▸ TASK BRIEF: Transcribe every entry word for word. Skip the pictures.

▸ GIVEN ENTRIES:
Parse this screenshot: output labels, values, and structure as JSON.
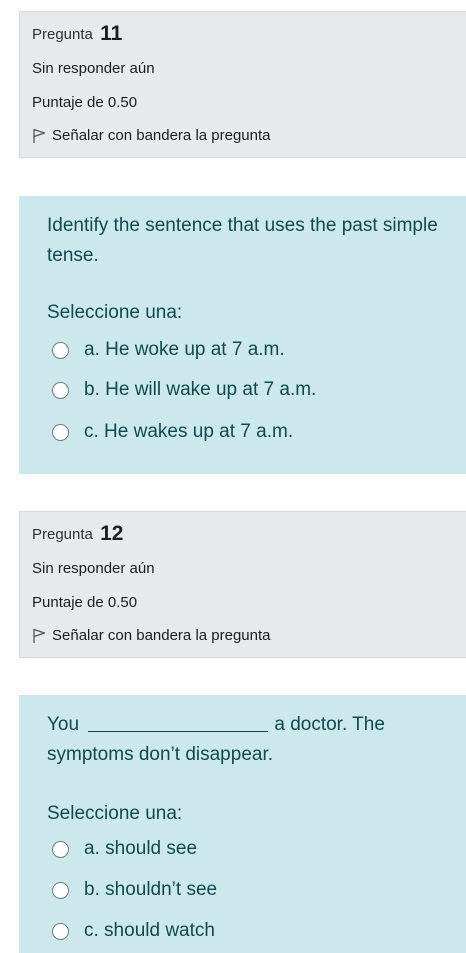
{
  "questions": [
    {
      "label": "Pregunta",
      "number": "11",
      "status": "Sin responder aún",
      "score": "Puntaje de 0.50",
      "flag_label": "Señalar con bandera la pregunta",
      "text": "Identify the sentence that uses the past simple tense.",
      "prompt": "Seleccione una:",
      "options": [
        "a. He woke up at 7 a.m.",
        "b. He will wake up at 7 a.m.",
        "c. He wakes up at 7 a.m."
      ]
    },
    {
      "label": "Pregunta",
      "number": "12",
      "status": "Sin responder aún",
      "score": "Puntaje de 0.50",
      "flag_label": "Señalar con bandera la pregunta",
      "text_before": "You",
      "text_after": "a doctor. The symptoms don’t disappear.",
      "prompt": "Seleccione una:",
      "options": [
        "a. should see",
        "b. shouldn’t see",
        "c. should watch"
      ]
    }
  ]
}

▸ THE RESULT:
Parse this screenshot: output labels, values, and structure as JSON.
{
  "questions": [
    {
      "label": "Pregunta",
      "number": "11",
      "status": "Sin responder aún",
      "score": "Puntaje de 0.50",
      "flag_label": "Señalar con bandera la pregunta",
      "text": "Identify the sentence that uses the past simple tense.",
      "prompt": "Seleccione una:",
      "options": [
        "a. He woke up at 7 a.m.",
        "b. He will wake up at 7 a.m.",
        "c. He wakes up at 7 a.m."
      ]
    },
    {
      "label": "Pregunta",
      "number": "12",
      "status": "Sin responder aún",
      "score": "Puntaje de 0.50",
      "flag_label": "Señalar con bandera la pregunta",
      "text_before": "You",
      "text_after": "a doctor. The symptoms don’t disappear.",
      "prompt": "Seleccione una:",
      "options": [
        "a. should see",
        "b. shouldn’t see",
        "c. should watch"
      ]
    }
  ]
}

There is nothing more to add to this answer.